*Available records*:

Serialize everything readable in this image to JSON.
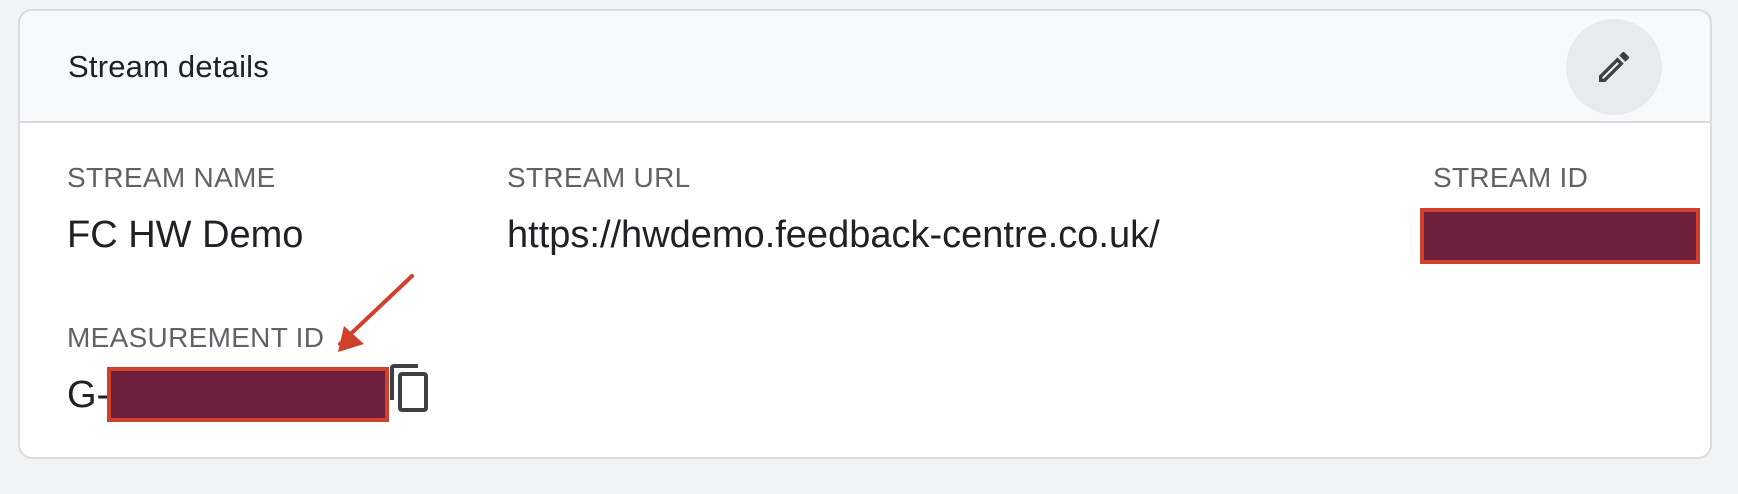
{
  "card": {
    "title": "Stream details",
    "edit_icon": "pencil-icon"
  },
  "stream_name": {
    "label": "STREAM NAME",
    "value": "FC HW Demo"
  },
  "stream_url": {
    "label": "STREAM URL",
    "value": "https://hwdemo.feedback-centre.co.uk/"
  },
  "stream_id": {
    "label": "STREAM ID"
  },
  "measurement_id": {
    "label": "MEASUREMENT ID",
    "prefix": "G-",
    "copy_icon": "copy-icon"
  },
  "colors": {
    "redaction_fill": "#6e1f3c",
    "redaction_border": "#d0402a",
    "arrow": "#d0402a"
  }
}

*Your instructions*: Filter the listing for the word "icon" and copy every line that holds it.

*Answer to the problem*:
    "edit_icon": "pencil-icon"
    "copy_icon": "copy-icon"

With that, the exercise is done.